→ **What needs to be done**: Beneath this sentence is a set of records; write each of them out exactly.

→ **Material supplied**:
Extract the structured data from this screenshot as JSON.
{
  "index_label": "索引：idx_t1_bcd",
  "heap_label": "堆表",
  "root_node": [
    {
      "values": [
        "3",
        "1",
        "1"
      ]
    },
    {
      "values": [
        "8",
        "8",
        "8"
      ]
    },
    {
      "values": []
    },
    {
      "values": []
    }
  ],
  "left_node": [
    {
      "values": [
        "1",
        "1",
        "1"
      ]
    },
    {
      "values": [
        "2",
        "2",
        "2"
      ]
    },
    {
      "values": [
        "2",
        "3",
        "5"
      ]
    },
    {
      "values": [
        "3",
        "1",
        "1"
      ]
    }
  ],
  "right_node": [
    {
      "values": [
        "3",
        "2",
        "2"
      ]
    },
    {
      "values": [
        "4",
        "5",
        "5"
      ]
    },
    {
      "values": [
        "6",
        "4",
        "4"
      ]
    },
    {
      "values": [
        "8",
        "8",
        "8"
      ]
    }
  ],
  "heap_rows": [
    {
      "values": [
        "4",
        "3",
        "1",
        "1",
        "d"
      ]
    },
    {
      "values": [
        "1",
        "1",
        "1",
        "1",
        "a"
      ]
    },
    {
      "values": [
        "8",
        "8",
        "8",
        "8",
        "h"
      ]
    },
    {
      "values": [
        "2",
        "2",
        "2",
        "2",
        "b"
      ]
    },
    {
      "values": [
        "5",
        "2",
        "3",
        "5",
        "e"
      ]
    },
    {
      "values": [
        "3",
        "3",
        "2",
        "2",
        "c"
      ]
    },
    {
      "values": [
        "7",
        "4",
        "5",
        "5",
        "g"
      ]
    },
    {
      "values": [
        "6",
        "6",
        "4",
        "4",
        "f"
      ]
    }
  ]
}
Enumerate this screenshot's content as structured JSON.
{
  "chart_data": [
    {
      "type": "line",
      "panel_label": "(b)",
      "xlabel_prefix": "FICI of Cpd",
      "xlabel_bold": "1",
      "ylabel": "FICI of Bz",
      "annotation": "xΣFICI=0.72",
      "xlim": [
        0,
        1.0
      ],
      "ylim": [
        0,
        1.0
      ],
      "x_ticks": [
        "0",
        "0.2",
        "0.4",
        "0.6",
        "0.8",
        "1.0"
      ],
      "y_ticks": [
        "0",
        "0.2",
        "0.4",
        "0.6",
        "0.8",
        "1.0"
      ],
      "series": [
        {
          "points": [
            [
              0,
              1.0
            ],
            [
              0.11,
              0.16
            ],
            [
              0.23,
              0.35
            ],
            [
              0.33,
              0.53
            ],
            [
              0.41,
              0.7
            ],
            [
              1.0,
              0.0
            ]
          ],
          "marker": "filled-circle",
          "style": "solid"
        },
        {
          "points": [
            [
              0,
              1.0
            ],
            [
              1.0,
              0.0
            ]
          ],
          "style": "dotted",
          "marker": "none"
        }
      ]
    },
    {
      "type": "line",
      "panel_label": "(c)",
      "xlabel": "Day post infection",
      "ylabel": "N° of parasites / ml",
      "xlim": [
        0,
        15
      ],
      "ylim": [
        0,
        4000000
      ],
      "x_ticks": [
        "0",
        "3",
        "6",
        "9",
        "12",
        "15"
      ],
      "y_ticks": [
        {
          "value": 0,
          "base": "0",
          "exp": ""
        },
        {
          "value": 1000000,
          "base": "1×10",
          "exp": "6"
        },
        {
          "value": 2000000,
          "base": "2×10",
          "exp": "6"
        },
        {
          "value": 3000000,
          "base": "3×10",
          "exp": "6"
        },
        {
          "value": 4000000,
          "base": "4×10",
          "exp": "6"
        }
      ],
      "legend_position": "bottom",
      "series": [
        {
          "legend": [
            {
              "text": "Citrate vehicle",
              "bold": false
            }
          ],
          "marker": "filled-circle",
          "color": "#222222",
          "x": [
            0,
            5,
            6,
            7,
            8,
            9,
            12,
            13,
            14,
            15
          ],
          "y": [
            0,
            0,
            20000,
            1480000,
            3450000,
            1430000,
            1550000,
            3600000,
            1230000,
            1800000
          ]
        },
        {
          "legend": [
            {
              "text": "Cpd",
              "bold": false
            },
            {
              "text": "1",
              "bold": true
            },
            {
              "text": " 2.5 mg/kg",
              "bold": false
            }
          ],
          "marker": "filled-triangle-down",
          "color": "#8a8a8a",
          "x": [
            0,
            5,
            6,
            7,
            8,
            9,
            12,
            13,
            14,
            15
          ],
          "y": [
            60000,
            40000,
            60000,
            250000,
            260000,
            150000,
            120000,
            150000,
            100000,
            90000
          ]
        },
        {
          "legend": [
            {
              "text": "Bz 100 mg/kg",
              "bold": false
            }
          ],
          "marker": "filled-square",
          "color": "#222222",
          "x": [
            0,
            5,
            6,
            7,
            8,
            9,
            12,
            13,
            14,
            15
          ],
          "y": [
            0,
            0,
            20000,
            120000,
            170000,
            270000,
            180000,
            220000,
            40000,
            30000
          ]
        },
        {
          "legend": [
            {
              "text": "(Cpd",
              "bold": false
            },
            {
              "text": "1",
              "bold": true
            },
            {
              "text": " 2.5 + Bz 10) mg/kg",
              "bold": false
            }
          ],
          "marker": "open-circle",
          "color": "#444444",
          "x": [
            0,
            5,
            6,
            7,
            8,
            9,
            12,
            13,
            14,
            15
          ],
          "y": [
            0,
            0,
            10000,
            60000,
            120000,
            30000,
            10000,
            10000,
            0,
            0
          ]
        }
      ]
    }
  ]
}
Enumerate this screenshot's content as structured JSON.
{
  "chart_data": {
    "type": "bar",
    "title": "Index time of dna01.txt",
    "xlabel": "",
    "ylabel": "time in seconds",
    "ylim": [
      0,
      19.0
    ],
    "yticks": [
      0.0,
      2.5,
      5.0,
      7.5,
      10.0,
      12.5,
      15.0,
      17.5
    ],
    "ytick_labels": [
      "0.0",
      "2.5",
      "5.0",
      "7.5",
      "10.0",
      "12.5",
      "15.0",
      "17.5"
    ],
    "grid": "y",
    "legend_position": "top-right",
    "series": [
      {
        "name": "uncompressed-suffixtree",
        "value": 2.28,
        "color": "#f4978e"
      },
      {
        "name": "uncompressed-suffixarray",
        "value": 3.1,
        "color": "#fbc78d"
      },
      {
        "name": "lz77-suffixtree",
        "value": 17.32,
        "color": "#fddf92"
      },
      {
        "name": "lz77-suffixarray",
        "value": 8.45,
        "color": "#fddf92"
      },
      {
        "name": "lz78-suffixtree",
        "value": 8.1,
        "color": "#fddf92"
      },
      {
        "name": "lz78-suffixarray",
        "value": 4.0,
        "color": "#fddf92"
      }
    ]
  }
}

→ **Correct answer**:
Extract the structured data from this screenshot as JSON.
{
  "index_label": "索引：idx_t1_bcd",
  "heap_label": "堆表",
  "root_node": [
    {
      "values": [
        "3",
        "1",
        "1"
      ]
    },
    {
      "values": [
        "8",
        "8",
        "8"
      ]
    },
    {
      "values": []
    },
    {
      "values": []
    }
  ],
  "left_node": [
    {
      "values": [
        "1",
        "1",
        "1"
      ]
    },
    {
      "values": [
        "2",
        "2",
        "2"
      ]
    },
    {
      "values": [
        "2",
        "3",
        "5"
      ]
    },
    {
      "values": [
        "3",
        "1",
        "1"
      ]
    }
  ],
  "right_node": [
    {
      "values": [
        "3",
        "2",
        "2"
      ]
    },
    {
      "values": [
        "4",
        "5",
        "5"
      ]
    },
    {
      "values": [
        "6",
        "4",
        "4"
      ]
    },
    {
      "values": [
        "8",
        "8",
        "8"
      ]
    }
  ],
  "heap_rows": [
    {
      "values": [
        "4",
        "3",
        "1",
        "1",
        "d"
      ]
    },
    {
      "values": [
        "1",
        "1",
        "1",
        "1",
        "a"
      ]
    },
    {
      "values": [
        "8",
        "8",
        "8",
        "8",
        "h"
      ]
    },
    {
      "values": [
        "2",
        "2",
        "2",
        "2",
        "b"
      ]
    },
    {
      "values": [
        "5",
        "2",
        "3",
        "5",
        "e"
      ]
    },
    {
      "values": [
        "3",
        "3",
        "2",
        "2",
        "c"
      ]
    },
    {
      "values": [
        "7",
        "4",
        "5",
        "5",
        "g"
      ]
    },
    {
      "values": [
        "6",
        "6",
        "4",
        "4",
        "f"
      ]
    }
  ]
}
Enumerate this screenshot's content as structured JSON.
{
  "chart_data": [
    {
      "type": "line",
      "panel_label": "(b)",
      "xlabel_prefix": "FICI of Cpd",
      "xlabel_bold": "1",
      "ylabel": "FICI of Bz",
      "annotation": "xΣFICI=0.72",
      "xlim": [
        0,
        1.0
      ],
      "ylim": [
        0,
        1.0
      ],
      "x_ticks": [
        "0",
        "0.2",
        "0.4",
        "0.6",
        "0.8",
        "1.0"
      ],
      "y_ticks": [
        "0",
        "0.2",
        "0.4",
        "0.6",
        "0.8",
        "1.0"
      ],
      "series": [
        {
          "points": [
            [
              0,
              1.0
            ],
            [
              0.11,
              0.16
            ],
            [
              0.23,
              0.35
            ],
            [
              0.33,
              0.53
            ],
            [
              0.41,
              0.7
            ],
            [
              1.0,
              0.0
            ]
          ],
          "marker": "filled-circle",
          "style": "solid"
        },
        {
          "points": [
            [
              0,
              1.0
            ],
            [
              1.0,
              0.0
            ]
          ],
          "style": "dotted",
          "marker": "none"
        }
      ]
    },
    {
      "type": "line",
      "panel_label": "(c)",
      "xlabel": "Day post infection",
      "ylabel": "N° of parasites / ml",
      "xlim": [
        0,
        15
      ],
      "ylim": [
        0,
        4000000
      ],
      "x_ticks": [
        "0",
        "3",
        "6",
        "9",
        "12",
        "15"
      ],
      "y_ticks": [
        {
          "value": 0,
          "base": "0",
          "exp": ""
        },
        {
          "value": 1000000,
          "base": "1×10",
          "exp": "6"
        },
        {
          "value": 2000000,
          "base": "2×10",
          "exp": "6"
        },
        {
          "value": 3000000,
          "base": "3×10",
          "exp": "6"
        },
        {
          "value": 4000000,
          "base": "4×10",
          "exp": "6"
        }
      ],
      "legend_position": "bottom",
      "series": [
        {
          "legend": [
            {
              "text": "Citrate vehicle",
              "bold": false
            }
          ],
          "marker": "filled-circle",
          "color": "#222222",
          "x": [
            0,
            5,
            6,
            7,
            8,
            9,
            12,
            13,
            14,
            15
          ],
          "y": [
            0,
            0,
            20000,
            1480000,
            3450000,
            1430000,
            1550000,
            3600000,
            1230000,
            1800000
          ]
        },
        {
          "legend": [
            {
              "text": "Cpd",
              "bold": false
            },
            {
              "text": "1",
              "bold": true
            },
            {
              "text": " 2.5 mg/kg",
              "bold": false
            }
          ],
          "marker": "filled-triangle-down",
          "color": "#8a8a8a",
          "x": [
            0,
            5,
            6,
            7,
            8,
            9,
            12,
            13,
            14,
            15
          ],
          "y": [
            60000,
            40000,
            60000,
            250000,
            260000,
            150000,
            120000,
            150000,
            100000,
            90000
          ]
        },
        {
          "legend": [
            {
              "text": "Bz 100 mg/kg",
              "bold": false
            }
          ],
          "marker": "filled-square",
          "color": "#222222",
          "x": [
            0,
            5,
            6,
            7,
            8,
            9,
            12,
            13,
            14,
            15
          ],
          "y": [
            0,
            0,
            20000,
            120000,
            170000,
            270000,
            180000,
            220000,
            40000,
            30000
          ]
        },
        {
          "legend": [
            {
              "text": "(Cpd",
              "bold": false
            },
            {
              "text": "1",
              "bold": true
            },
            {
              "text": " 2.5 + Bz 10) mg/kg",
              "bold": false
            }
          ],
          "marker": "open-circle",
          "color": "#444444",
          "x": [
            0,
            5,
            6,
            7,
            8,
            9,
            12,
            13,
            14,
            15
          ],
          "y": [
            0,
            0,
            10000,
            60000,
            120000,
            30000,
            10000,
            10000,
            0,
            0
          ]
        }
      ]
    }
  ]
}
Enumerate this screenshot's content as structured JSON.
{
  "chart_data": {
    "type": "bar",
    "title": "Index time of dna01.txt",
    "xlabel": "",
    "ylabel": "time in seconds",
    "ylim": [
      0,
      19.0
    ],
    "yticks": [
      0.0,
      2.5,
      5.0,
      7.5,
      10.0,
      12.5,
      15.0,
      17.5
    ],
    "ytick_labels": [
      "0.0",
      "2.5",
      "5.0",
      "7.5",
      "10.0",
      "12.5",
      "15.0",
      "17.5"
    ],
    "grid": "y",
    "legend_position": "top-right",
    "series": [
      {
        "name": "uncompressed-suffixtree",
        "value": 2.28,
        "color": "#f4978e"
      },
      {
        "name": "uncompressed-suffixarray",
        "value": 3.1,
        "color": "#fbc78d"
      },
      {
        "name": "lz77-suffixtree",
        "value": 17.32,
        "color": "#fddf92"
      },
      {
        "name": "lz77-suffixarray",
        "value": 8.45,
        "color": "#fddf92"
      },
      {
        "name": "lz78-suffixtree",
        "value": 8.1,
        "color": "#fddf92"
      },
      {
        "name": "lz78-suffixarray",
        "value": 4.0,
        "color": "#fddf92"
      }
    ]
  }
}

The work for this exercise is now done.